[INFORMATION PROVIDED]
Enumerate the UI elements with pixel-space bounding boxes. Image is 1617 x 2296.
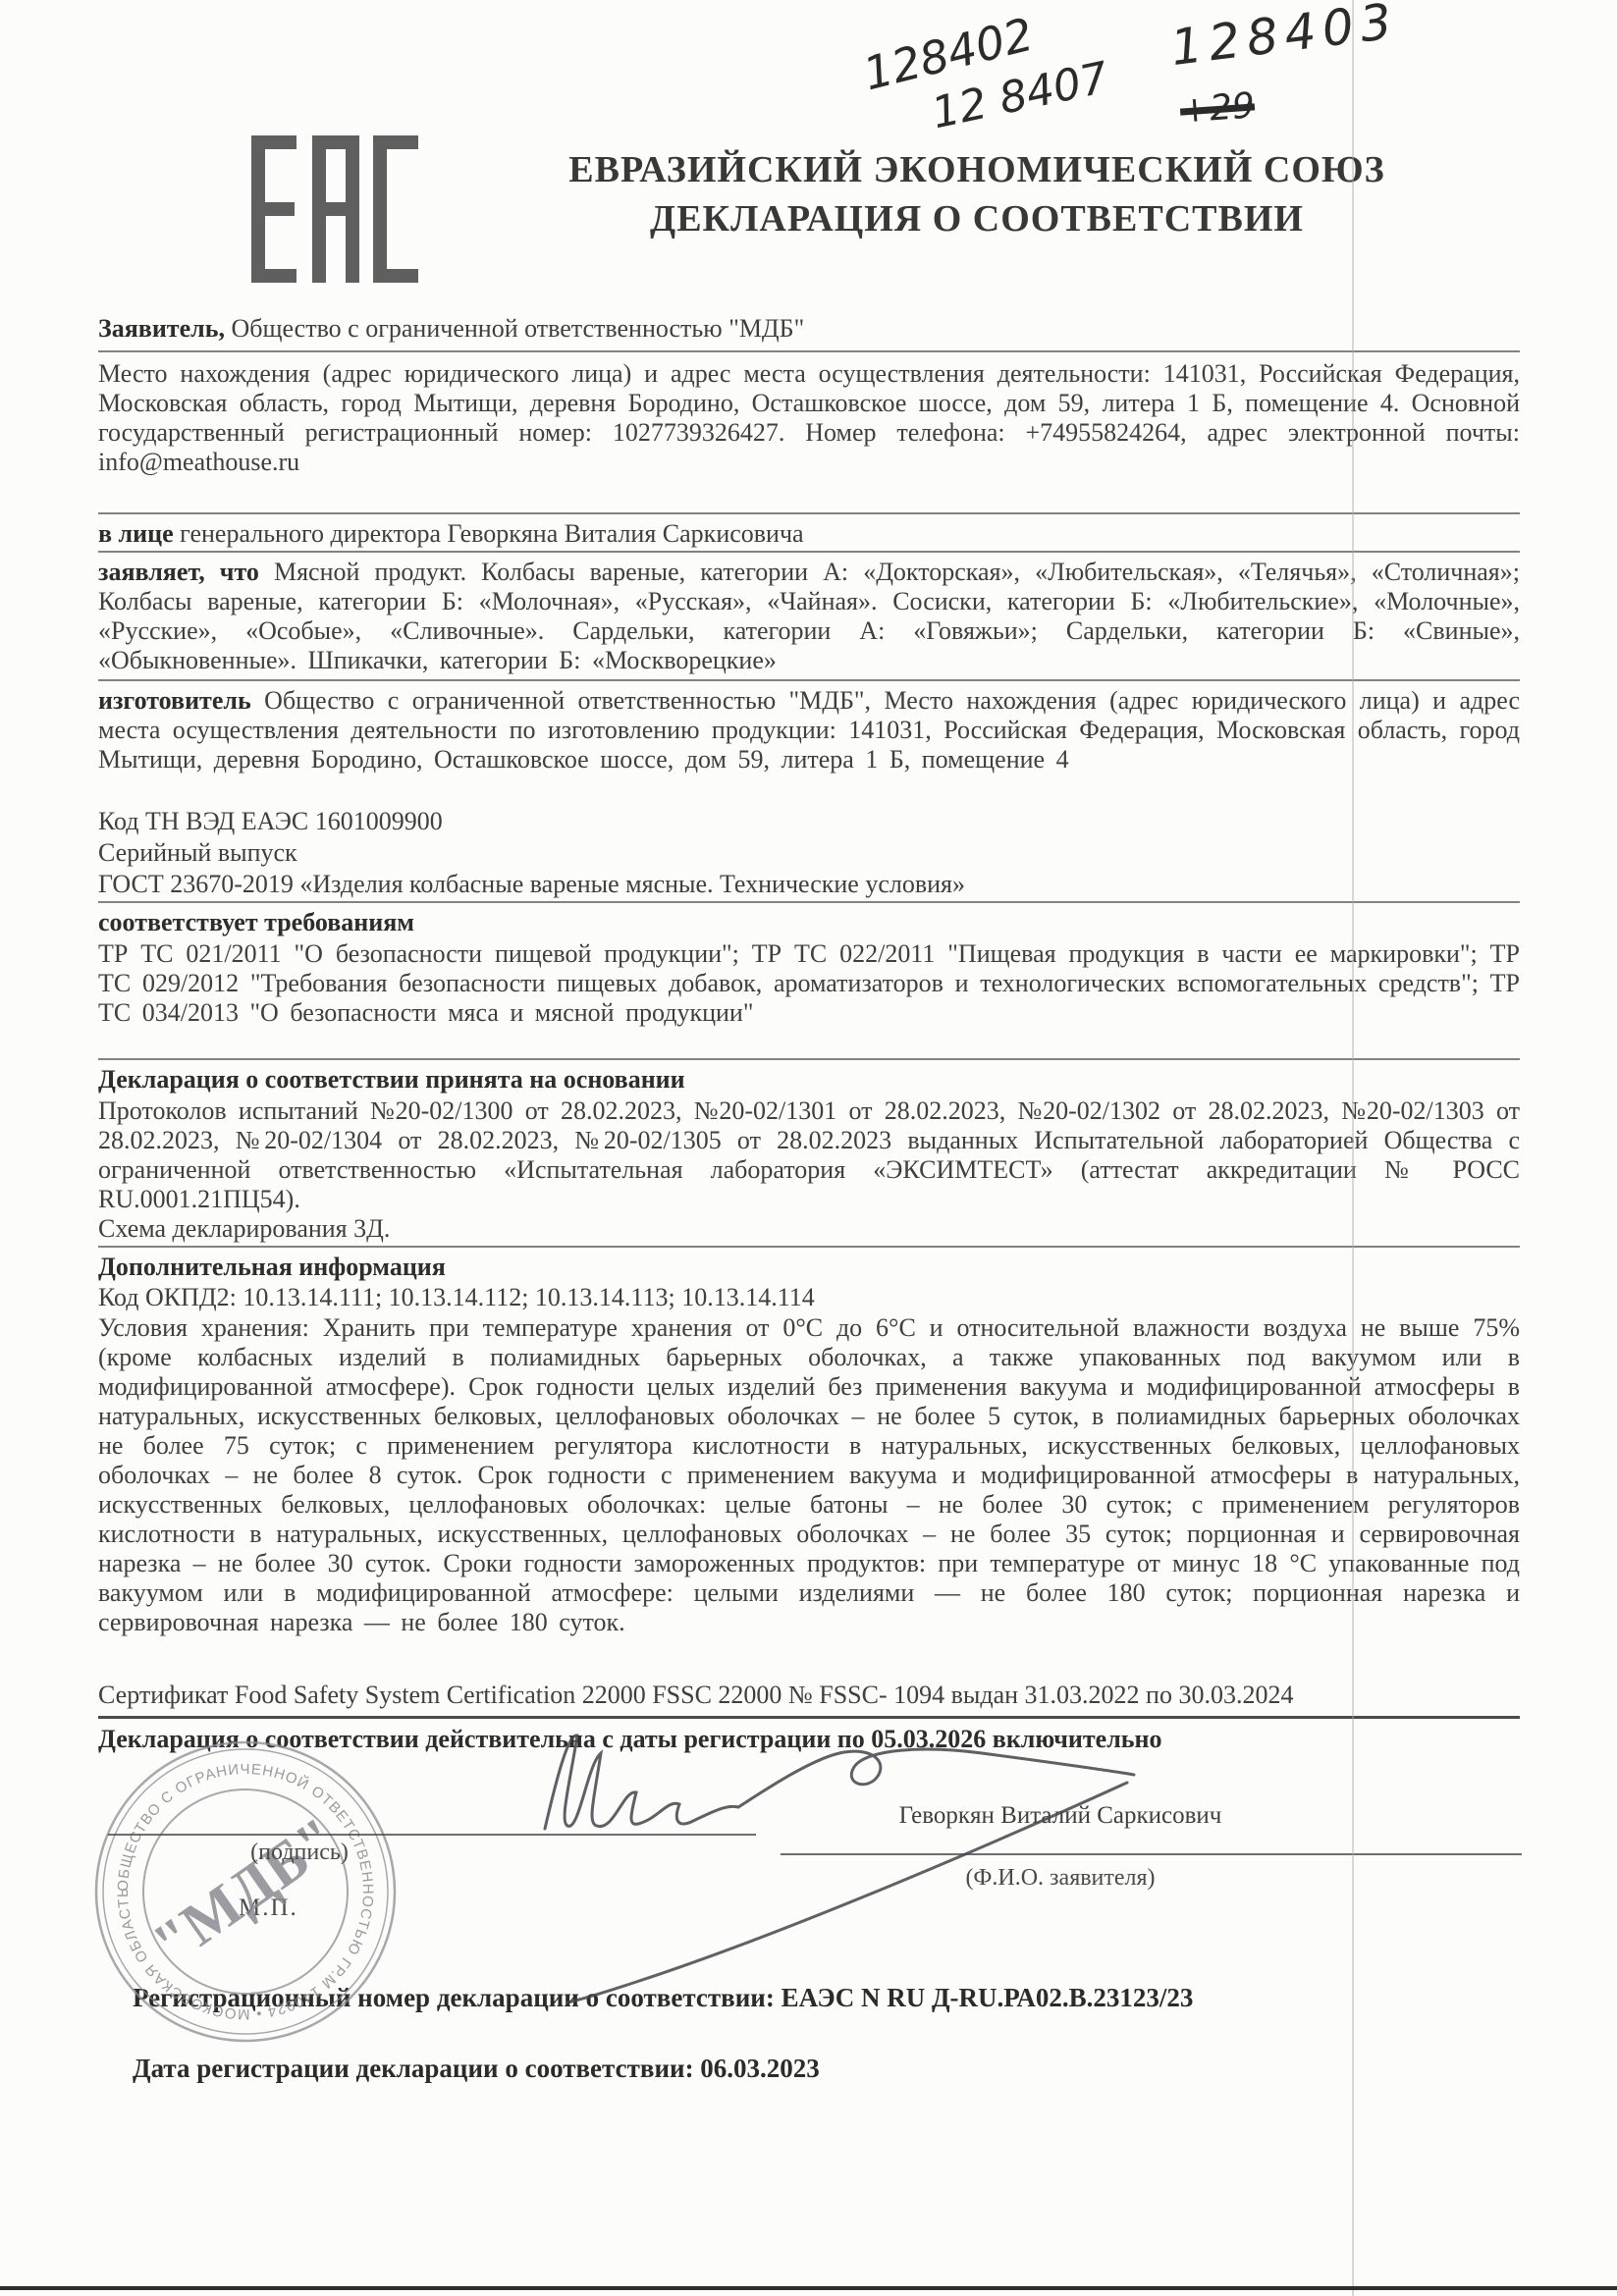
declares-text: Мясной продукт. Колбасы вареные, категор… (98, 558, 1520, 674)
title-line-union: ЕВРАЗИЙСКИЙ ЭКОНОМИЧЕСКИЙ СОЮЗ (334, 145, 1617, 194)
basis-protocols: Протоколов испытаний №20-02/1300 от 28.0… (98, 1096, 1520, 1214)
registration-date-line: Дата регистрации декларации о соответств… (133, 2054, 820, 2084)
manufacturer-text: Общество с ограниченной ответственностью… (98, 686, 1520, 774)
applicant-address: Место нахождения (адрес юридического лиц… (98, 359, 1520, 477)
handwritten-signature (422, 1706, 1247, 2020)
section-divider (98, 350, 1520, 352)
storage-conditions-paragraph: Условия хранения: Хранить при температур… (98, 1313, 1520, 1637)
applicant-value: Общество с ограниченной ответственностью… (231, 314, 804, 343)
signature-caption: (подпись) (226, 1840, 373, 1866)
handwritten-number-3: 128403 (1167, 0, 1401, 77)
declares-label: заявляет, что (98, 558, 259, 586)
document-title: ЕВРАЗИЙСКИЙ ЭКОНОМИЧЕСКИЙ СОЮЗ ДЕКЛАРАЦИ… (334, 145, 1617, 243)
title-line-declaration: ДЕКЛАРАЦИЯ О СООТВЕТСТВИИ (334, 194, 1617, 243)
compliance-regulations: ТР ТС 021/2011 "О безопасности пищевой п… (98, 939, 1520, 1028)
scan-artifact-vertical-line (1352, 0, 1354, 2296)
scan-artifact-bottom-edge (0, 2286, 1617, 2290)
document-page: 128402 12 8407 128403 +29 ЕВРАЗИЙСКИЙ ЭК… (0, 0, 1617, 2296)
section-divider (98, 551, 1520, 553)
stamp-center-text: "МДБ" (141, 1805, 350, 1979)
section-divider (98, 1246, 1520, 1248)
basis-heading: Декларация о соответствии принята на осн… (98, 1065, 685, 1095)
serial-production-line: Серийный выпуск (98, 838, 297, 868)
applicant-label: Заявитель, (98, 314, 225, 343)
applicant-line: Заявитель, Общество с ограниченной ответ… (98, 314, 804, 344)
section-divider (98, 1058, 1520, 1060)
declaration-scheme-line: Схема декларирования 3Д. (98, 1214, 390, 1244)
declared-products: заявляет, что Мясной продукт. Колбасы ва… (98, 558, 1520, 675)
okpd-codes-line: Код ОКПД2: 10.13.14.111; 10.13.14.112; 1… (98, 1283, 815, 1312)
section-divider (98, 512, 1520, 514)
manufacturer-label: изготовитель (98, 686, 251, 715)
section-divider (98, 679, 1520, 681)
representative-line: в лице генерального директора Геворкяна … (98, 519, 804, 549)
compliance-heading: соответствует требованиям (98, 908, 414, 937)
tnved-code-line: Код ТН ВЭД ЕАЭС 1601009900 (98, 807, 443, 836)
company-round-stamp: ОБЩЕСТВО С ОГРАНИЧЕННОЙ ОТВЕТСТВЕННОСТЬЮ… (83, 1730, 407, 2054)
handwritten-scribble-crossed-out: +29 (1179, 85, 1257, 131)
representative-label: в лице (98, 519, 174, 548)
additional-info-heading: Дополнительная информация (98, 1253, 446, 1282)
manufacturer-paragraph: изготовитель Общество с ограниченной отв… (98, 686, 1520, 774)
gost-line: ГОСТ 23670-2019 «Изделия колбасные варен… (98, 870, 965, 899)
representative-value: генерального директора Геворкяна Виталия… (180, 519, 803, 548)
section-divider (98, 901, 1520, 903)
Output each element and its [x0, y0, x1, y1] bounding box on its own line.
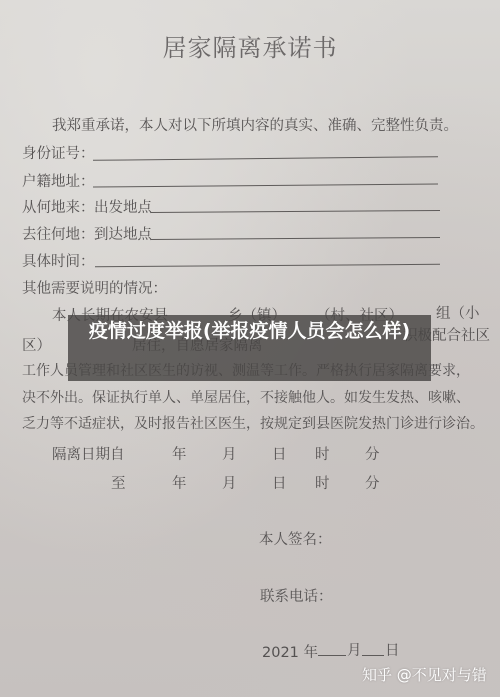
date-day-unit: 日 [385, 639, 400, 660]
isolation-to-label: 至 [111, 472, 126, 493]
field-prefill-origin: 出发地点 [94, 196, 152, 217]
body-text-line-4: 决不外出。保证执行单人、单屋居住，不接触他人。如发生发热、咳嗽、 [22, 387, 470, 407]
field-label-household-address: 户籍地址： [22, 170, 95, 191]
isolation-from-hour: 时 [315, 443, 330, 464]
isolation-to-year: 年 [172, 472, 187, 493]
other-notes-label: 其他需要说明的情况： [22, 277, 167, 298]
isolation-to-month: 月 [222, 472, 237, 493]
isolation-from-label: 隔离日期自 [52, 443, 125, 464]
zhihu-watermark: 知乎 @不见对与错 [362, 664, 487, 685]
field-label-id-number: 身份证号： [22, 142, 95, 163]
body-text-line-5: 乏力等不适症状，及时报告社区医生，按规定到县医院发热门诊进行诊治。 [22, 413, 484, 433]
isolation-to-minute: 分 [365, 472, 380, 493]
signature-label: 本人签名： [259, 528, 332, 549]
isolation-from-month: 月 [222, 443, 237, 464]
isolation-to-hour: 时 [315, 472, 330, 493]
field-label-origin: 从何地来： [22, 196, 95, 217]
date-month-unit: 月 [347, 639, 362, 660]
date-month-blank [318, 655, 346, 656]
body-text-group: 组（小 [436, 302, 480, 323]
pledge-statement: 我郑重承诺，本人对以下所填内容的真实、准确、完整性负责。 [52, 114, 458, 135]
isolation-to-day: 日 [272, 472, 287, 493]
isolation-from-year: 年 [172, 443, 187, 464]
document-title: 居家隔离承诺书 [0, 28, 500, 63]
isolation-from-day: 日 [272, 443, 287, 464]
field-label-destination: 去往何地： [22, 223, 95, 244]
phone-label: 联系电话： [260, 585, 333, 606]
field-label-specific-time: 具体时间： [22, 250, 95, 271]
field-prefill-destination: 到达地点 [94, 223, 152, 244]
date-day-blank [362, 655, 384, 656]
body-text-district: 区） [22, 334, 51, 355]
headline-overlay-title: 疫情过度举报(举报疫情人员会怎么样) [68, 318, 431, 345]
date-year: 2021 年 [262, 641, 318, 662]
isolation-from-minute: 分 [365, 443, 380, 464]
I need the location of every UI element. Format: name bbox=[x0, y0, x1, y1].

[WHAT YOU HAVE TO DO] Pick out each line of the material that contains the string "handwritten", matching case exactly, and copy those lines.

[FULL ANSWER]
handwritten-signature (422, 1706, 1247, 2020)
handwritten-number-3: 128403 (1167, 0, 1401, 77)
handwritten-scribble-crossed-out: +29 (1179, 85, 1257, 131)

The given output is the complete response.